* start Material for this exercise *

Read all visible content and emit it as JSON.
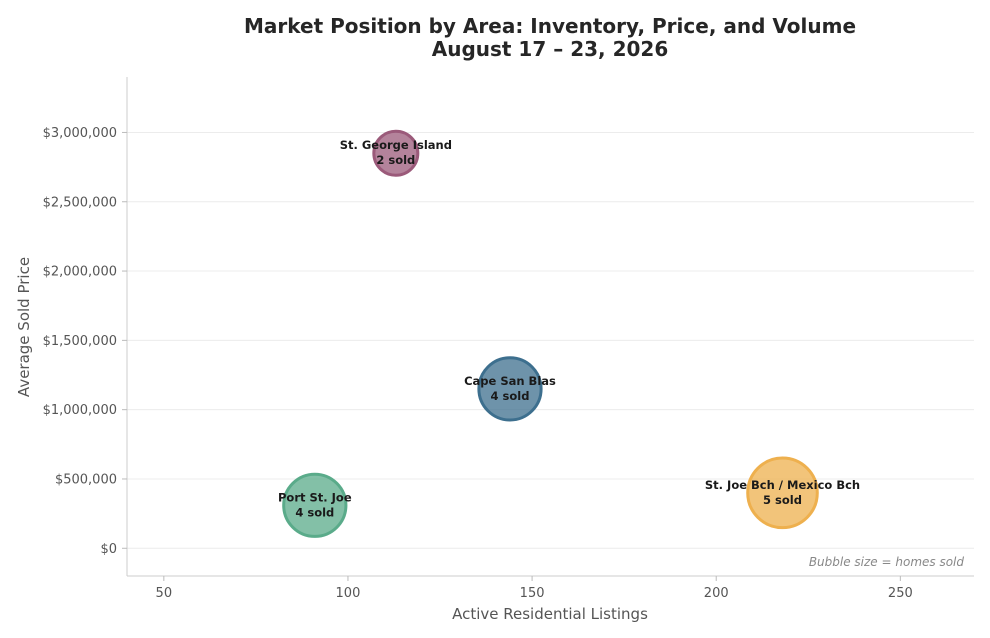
{
  "chart_data": {
    "type": "scatter",
    "title": "Market Position by Area: Inventory, Price, and Volume",
    "subtitle": "August 17 – 23, 2026",
    "xlabel": "Active Residential Listings",
    "ylabel": "Average Sold Price",
    "xlim": [
      40,
      270
    ],
    "ylim": [
      -200000,
      3400000
    ],
    "xticks": [
      50,
      100,
      150,
      200,
      250
    ],
    "xtick_labels": [
      "50",
      "100",
      "150",
      "200",
      "250"
    ],
    "yticks": [
      0,
      500000,
      1000000,
      1500000,
      2000000,
      2500000,
      3000000
    ],
    "ytick_labels": [
      "$0",
      "$500,000",
      "$1,000,000",
      "$1,500,000",
      "$2,000,000",
      "$2,500,000",
      "$3,000,000"
    ],
    "grid": "horizontal",
    "size_note": "Bubble size = homes sold",
    "points": [
      {
        "label": "St. George Island",
        "sold_label": "2 sold",
        "x": 113,
        "y": 2850000,
        "size": 2,
        "color": "#9b5a7a"
      },
      {
        "label": "Cape San Blas",
        "sold_label": "4 sold",
        "x": 144,
        "y": 1150000,
        "size": 4,
        "color": "#3d6f8e"
      },
      {
        "label": "Port St. Joe",
        "sold_label": "4 sold",
        "x": 91,
        "y": 310000,
        "size": 4,
        "color": "#5aab8a"
      },
      {
        "label": "St. Joe Bch / Mexico Bch",
        "sold_label": "5 sold",
        "x": 218,
        "y": 400000,
        "size": 5,
        "color": "#eeb04e"
      }
    ]
  }
}
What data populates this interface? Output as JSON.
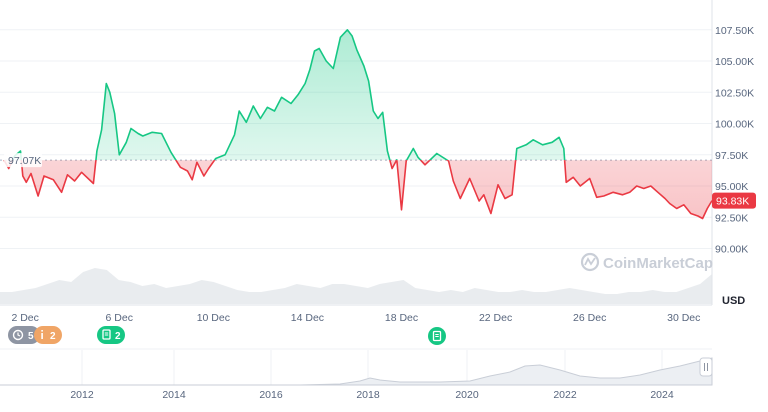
{
  "chart_data": {
    "type": "area",
    "unit_label": "USD",
    "watermark": "CoinMarketCap",
    "ylim": [
      88500,
      109000
    ],
    "y_ticks": [
      {
        "v": 107500,
        "label": "107.50K"
      },
      {
        "v": 105000,
        "label": "105.00K"
      },
      {
        "v": 102500,
        "label": "102.50K"
      },
      {
        "v": 100000,
        "label": "100.00K"
      },
      {
        "v": 97500,
        "label": "97.50K"
      },
      {
        "v": 95000,
        "label": "95.00K"
      },
      {
        "v": 92500,
        "label": "92.50K"
      },
      {
        "v": 90000,
        "label": "90.00K"
      }
    ],
    "x_ticks": [
      {
        "day": 2,
        "label": "2 Dec"
      },
      {
        "day": 6,
        "label": "6 Dec"
      },
      {
        "day": 10,
        "label": "10 Dec"
      },
      {
        "day": 14,
        "label": "14 Dec"
      },
      {
        "day": 18,
        "label": "18 Dec"
      },
      {
        "day": 22,
        "label": "22 Dec"
      },
      {
        "day": 26,
        "label": "26 Dec"
      },
      {
        "day": 30,
        "label": "30 Dec"
      }
    ],
    "x_range_days": [
      1.1,
      31.2
    ],
    "baseline": {
      "value": 97070,
      "label": "97.07K"
    },
    "current": {
      "value": 93830,
      "label": "93.83K"
    },
    "colors": {
      "up": "#16c784",
      "down": "#ea3943",
      "grid": "#eff2f5",
      "volume": "#e2e5ea"
    },
    "x_dates": [
      "Dec 1",
      "Dec 1.5",
      "Dec 2",
      "Dec 2.5",
      "Dec 3",
      "Dec 3.5",
      "Dec 4",
      "Dec 4.5",
      "Dec 5",
      "Dec 5.5",
      "Dec 6",
      "Dec 6.5",
      "Dec 7",
      "Dec 7.5",
      "Dec 8",
      "Dec 8.5",
      "Dec 9",
      "Dec 9.5",
      "Dec 10",
      "Dec 10.5",
      "Dec 11",
      "Dec 11.5",
      "Dec 12",
      "Dec 12.5",
      "Dec 13",
      "Dec 13.5",
      "Dec 14",
      "Dec 14.5",
      "Dec 15",
      "Dec 15.5",
      "Dec 16",
      "Dec 16.5",
      "Dec 17",
      "Dec 17.5",
      "Dec 18",
      "Dec 18.5",
      "Dec 19",
      "Dec 19.5",
      "Dec 20",
      "Dec 20.5",
      "Dec 21",
      "Dec 21.5",
      "Dec 22",
      "Dec 22.5",
      "Dec 23",
      "Dec 23.5",
      "Dec 24",
      "Dec 24.5",
      "Dec 25",
      "Dec 25.5",
      "Dec 26",
      "Dec 26.5",
      "Dec 27",
      "Dec 27.5",
      "Dec 28",
      "Dec 28.5",
      "Dec 29",
      "Dec 29.5",
      "Dec 30",
      "Dec 30.5",
      "Dec 31"
    ],
    "prices": [
      97070,
      96400,
      97800,
      95500,
      94800,
      95300,
      96100,
      95200,
      97800,
      103000,
      100500,
      97000,
      99600,
      99000,
      99200,
      97700,
      96200,
      95400,
      96900,
      96400,
      97500,
      99000,
      101200,
      101000,
      100100,
      101400,
      101200,
      102300,
      104300,
      105000,
      107000,
      107600,
      107300,
      103400,
      100300,
      97000,
      96900,
      97600,
      97100,
      97000,
      95700,
      95200,
      94300,
      93900,
      94500,
      98300,
      98600,
      98700,
      95400,
      95200,
      95500,
      94700,
      93700,
      93700,
      94400,
      94700,
      93500,
      93200,
      92400,
      92000,
      93830
    ],
    "price_line": [
      [
        1.1,
        97070
      ],
      [
        1.3,
        96400
      ],
      [
        1.55,
        97400
      ],
      [
        1.8,
        97800
      ],
      [
        1.9,
        95800
      ],
      [
        2.05,
        95300
      ],
      [
        2.25,
        96000
      ],
      [
        2.55,
        94200
      ],
      [
        2.8,
        95800
      ],
      [
        3.2,
        95500
      ],
      [
        3.55,
        94500
      ],
      [
        3.8,
        95900
      ],
      [
        4.1,
        95400
      ],
      [
        4.4,
        96100
      ],
      [
        4.9,
        95200
      ],
      [
        5.05,
        97800
      ],
      [
        5.25,
        99500
      ],
      [
        5.45,
        103200
      ],
      [
        5.6,
        102500
      ],
      [
        5.8,
        100800
      ],
      [
        6.0,
        97500
      ],
      [
        6.3,
        98500
      ],
      [
        6.5,
        99600
      ],
      [
        6.8,
        99200
      ],
      [
        7.0,
        99000
      ],
      [
        7.4,
        99300
      ],
      [
        7.8,
        99200
      ],
      [
        8.2,
        97700
      ],
      [
        8.6,
        96500
      ],
      [
        8.9,
        96200
      ],
      [
        9.1,
        95500
      ],
      [
        9.3,
        96900
      ],
      [
        9.6,
        95800
      ],
      [
        9.8,
        96400
      ],
      [
        10.1,
        97200
      ],
      [
        10.5,
        97500
      ],
      [
        10.9,
        99100
      ],
      [
        11.1,
        101000
      ],
      [
        11.4,
        100100
      ],
      [
        11.7,
        101400
      ],
      [
        12.0,
        100400
      ],
      [
        12.3,
        101300
      ],
      [
        12.6,
        101000
      ],
      [
        12.9,
        102100
      ],
      [
        13.3,
        101600
      ],
      [
        13.6,
        102300
      ],
      [
        13.9,
        103200
      ],
      [
        14.1,
        104300
      ],
      [
        14.3,
        105800
      ],
      [
        14.5,
        106000
      ],
      [
        14.8,
        105000
      ],
      [
        15.1,
        104400
      ],
      [
        15.4,
        106900
      ],
      [
        15.7,
        107500
      ],
      [
        15.9,
        107000
      ],
      [
        16.1,
        105900
      ],
      [
        16.4,
        104600
      ],
      [
        16.6,
        103400
      ],
      [
        16.8,
        101000
      ],
      [
        17.0,
        100400
      ],
      [
        17.2,
        100900
      ],
      [
        17.4,
        97800
      ],
      [
        17.6,
        96400
      ],
      [
        17.8,
        97100
      ],
      [
        18.0,
        93100
      ],
      [
        18.2,
        97000
      ],
      [
        18.5,
        98000
      ],
      [
        18.7,
        97300
      ],
      [
        19.0,
        96700
      ],
      [
        19.5,
        97600
      ],
      [
        20.0,
        97000
      ],
      [
        20.2,
        95400
      ],
      [
        20.5,
        94000
      ],
      [
        20.9,
        95600
      ],
      [
        21.3,
        93800
      ],
      [
        21.5,
        94300
      ],
      [
        21.8,
        92800
      ],
      [
        22.1,
        95100
      ],
      [
        22.4,
        94000
      ],
      [
        22.7,
        94300
      ],
      [
        22.9,
        98000
      ],
      [
        23.3,
        98300
      ],
      [
        23.6,
        98700
      ],
      [
        24.0,
        98300
      ],
      [
        24.4,
        98500
      ],
      [
        24.7,
        98900
      ],
      [
        24.9,
        98000
      ],
      [
        25.0,
        95300
      ],
      [
        25.3,
        95700
      ],
      [
        25.6,
        95000
      ],
      [
        26.0,
        95600
      ],
      [
        26.3,
        94100
      ],
      [
        26.6,
        94200
      ],
      [
        27.0,
        94500
      ],
      [
        27.4,
        94300
      ],
      [
        27.7,
        94500
      ],
      [
        28.0,
        95000
      ],
      [
        28.3,
        94800
      ],
      [
        28.6,
        95000
      ],
      [
        28.9,
        94500
      ],
      [
        29.2,
        94000
      ],
      [
        29.4,
        93600
      ],
      [
        29.7,
        93200
      ],
      [
        30.0,
        93500
      ],
      [
        30.3,
        92800
      ],
      [
        30.6,
        92600
      ],
      [
        30.8,
        92400
      ],
      [
        31.0,
        93200
      ],
      [
        31.2,
        93830
      ]
    ],
    "volume_profile": [
      0.3,
      0.3,
      0.35,
      0.4,
      0.5,
      0.6,
      0.55,
      0.8,
      0.9,
      0.85,
      0.6,
      0.55,
      0.45,
      0.5,
      0.4,
      0.45,
      0.5,
      0.6,
      0.55,
      0.45,
      0.35,
      0.3,
      0.3,
      0.35,
      0.4,
      0.5,
      0.45,
      0.4,
      0.5,
      0.5,
      0.45,
      0.4,
      0.5,
      0.55,
      0.6,
      0.4,
      0.35,
      0.3,
      0.35,
      0.3,
      0.4,
      0.35,
      0.3,
      0.3,
      0.35,
      0.3,
      0.3,
      0.35,
      0.4,
      0.35,
      0.3,
      0.25,
      0.25,
      0.3,
      0.3,
      0.35,
      0.3,
      0.3,
      0.4,
      0.5,
      0.75
    ]
  },
  "markers": [
    {
      "icon": "clock-icon",
      "label": "5",
      "color": "#8e95a3"
    },
    {
      "icon": "info-icon",
      "label": "2",
      "color": "#f0a566"
    },
    {
      "icon": "document-icon",
      "label": "2",
      "color": "#16c784"
    },
    {
      "icon": "document-icon",
      "label": "",
      "color": "#16c784"
    }
  ],
  "navigator": {
    "years": [
      "2012",
      "2014",
      "2016",
      "2018",
      "2020",
      "2022",
      "2024"
    ],
    "handle_icon": "drag-handle-icon"
  }
}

* end Material for this exercise *

Problem description: Look above for every line with the word "size" and copy it.

Finished task:
    "size_note": "Bubble size = homes sold",
        "size": 2,
        "size": 4,
        "size": 4,
        "size": 5,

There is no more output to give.